# [EXERCISE DETAILS]
Report the number of lines containing "Index", with no other words.

# [RAW DATA]
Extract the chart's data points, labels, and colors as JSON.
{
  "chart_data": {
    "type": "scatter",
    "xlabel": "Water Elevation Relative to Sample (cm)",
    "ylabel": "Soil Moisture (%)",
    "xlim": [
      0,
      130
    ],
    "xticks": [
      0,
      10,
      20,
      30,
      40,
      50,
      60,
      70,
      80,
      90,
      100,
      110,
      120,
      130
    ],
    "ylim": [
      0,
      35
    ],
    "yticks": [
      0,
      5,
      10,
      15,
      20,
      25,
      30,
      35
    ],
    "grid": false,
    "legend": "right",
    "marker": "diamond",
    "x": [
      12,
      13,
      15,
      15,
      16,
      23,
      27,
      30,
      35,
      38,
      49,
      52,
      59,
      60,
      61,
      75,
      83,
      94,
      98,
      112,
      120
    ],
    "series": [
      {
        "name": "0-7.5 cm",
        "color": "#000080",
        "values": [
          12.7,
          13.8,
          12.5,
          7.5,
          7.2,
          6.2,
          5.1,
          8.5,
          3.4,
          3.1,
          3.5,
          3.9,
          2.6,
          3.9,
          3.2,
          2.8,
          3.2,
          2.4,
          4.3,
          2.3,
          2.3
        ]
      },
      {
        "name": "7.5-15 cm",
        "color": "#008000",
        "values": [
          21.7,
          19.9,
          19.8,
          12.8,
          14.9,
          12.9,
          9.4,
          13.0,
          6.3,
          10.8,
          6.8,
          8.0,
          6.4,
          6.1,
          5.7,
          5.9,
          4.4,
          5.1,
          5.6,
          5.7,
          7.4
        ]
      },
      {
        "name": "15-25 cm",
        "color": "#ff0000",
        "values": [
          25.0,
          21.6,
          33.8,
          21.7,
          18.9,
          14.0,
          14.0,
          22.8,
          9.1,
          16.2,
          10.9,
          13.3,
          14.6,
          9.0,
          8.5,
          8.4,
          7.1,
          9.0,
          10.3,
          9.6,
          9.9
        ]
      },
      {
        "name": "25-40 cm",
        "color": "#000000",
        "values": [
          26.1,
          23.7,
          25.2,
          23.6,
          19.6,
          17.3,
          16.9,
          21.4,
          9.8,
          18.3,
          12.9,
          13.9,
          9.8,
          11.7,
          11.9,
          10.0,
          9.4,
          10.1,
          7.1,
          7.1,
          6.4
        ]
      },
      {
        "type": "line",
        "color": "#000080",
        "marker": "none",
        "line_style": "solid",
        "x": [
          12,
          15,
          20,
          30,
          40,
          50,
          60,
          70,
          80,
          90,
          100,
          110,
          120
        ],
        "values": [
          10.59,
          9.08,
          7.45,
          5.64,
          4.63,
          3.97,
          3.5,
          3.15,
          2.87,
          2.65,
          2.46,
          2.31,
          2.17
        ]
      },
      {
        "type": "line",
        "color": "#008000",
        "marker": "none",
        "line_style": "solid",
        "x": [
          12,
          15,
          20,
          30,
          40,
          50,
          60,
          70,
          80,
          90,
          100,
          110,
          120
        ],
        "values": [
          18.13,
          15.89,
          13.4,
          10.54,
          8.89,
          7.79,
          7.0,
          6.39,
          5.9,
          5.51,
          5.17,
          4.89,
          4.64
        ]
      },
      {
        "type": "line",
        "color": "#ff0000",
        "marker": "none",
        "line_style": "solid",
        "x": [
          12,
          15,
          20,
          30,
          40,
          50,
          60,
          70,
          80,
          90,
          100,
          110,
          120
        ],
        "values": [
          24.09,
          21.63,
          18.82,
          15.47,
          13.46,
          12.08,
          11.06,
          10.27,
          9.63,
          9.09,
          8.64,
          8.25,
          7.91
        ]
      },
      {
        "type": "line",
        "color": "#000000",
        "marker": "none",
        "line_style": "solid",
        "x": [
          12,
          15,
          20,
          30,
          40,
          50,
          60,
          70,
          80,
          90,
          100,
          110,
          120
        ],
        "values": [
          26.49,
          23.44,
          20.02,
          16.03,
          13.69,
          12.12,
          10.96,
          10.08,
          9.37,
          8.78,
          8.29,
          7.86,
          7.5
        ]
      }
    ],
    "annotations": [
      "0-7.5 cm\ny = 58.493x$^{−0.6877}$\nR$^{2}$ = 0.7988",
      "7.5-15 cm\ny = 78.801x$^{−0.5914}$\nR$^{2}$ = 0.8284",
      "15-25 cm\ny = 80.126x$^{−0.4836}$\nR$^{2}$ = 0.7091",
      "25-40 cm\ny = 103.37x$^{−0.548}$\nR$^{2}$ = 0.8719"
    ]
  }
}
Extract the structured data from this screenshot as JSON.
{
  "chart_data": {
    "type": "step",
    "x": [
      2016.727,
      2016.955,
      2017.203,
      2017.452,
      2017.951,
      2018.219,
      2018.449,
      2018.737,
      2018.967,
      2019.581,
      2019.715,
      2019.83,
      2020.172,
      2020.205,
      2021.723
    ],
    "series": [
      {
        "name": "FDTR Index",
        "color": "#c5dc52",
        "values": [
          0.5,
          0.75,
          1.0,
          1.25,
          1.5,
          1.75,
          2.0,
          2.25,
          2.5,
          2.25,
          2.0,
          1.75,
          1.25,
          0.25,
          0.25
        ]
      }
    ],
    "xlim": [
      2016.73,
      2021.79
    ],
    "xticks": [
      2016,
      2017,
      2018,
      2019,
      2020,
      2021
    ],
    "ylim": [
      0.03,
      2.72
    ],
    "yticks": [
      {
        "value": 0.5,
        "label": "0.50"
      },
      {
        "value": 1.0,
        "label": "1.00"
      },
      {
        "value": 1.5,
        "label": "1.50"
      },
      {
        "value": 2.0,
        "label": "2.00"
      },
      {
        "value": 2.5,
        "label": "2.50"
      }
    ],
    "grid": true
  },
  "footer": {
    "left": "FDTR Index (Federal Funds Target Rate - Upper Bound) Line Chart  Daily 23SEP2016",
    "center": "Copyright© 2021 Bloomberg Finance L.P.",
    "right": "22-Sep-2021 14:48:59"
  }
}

# [ANSWER TO THIS EXERCISE]
2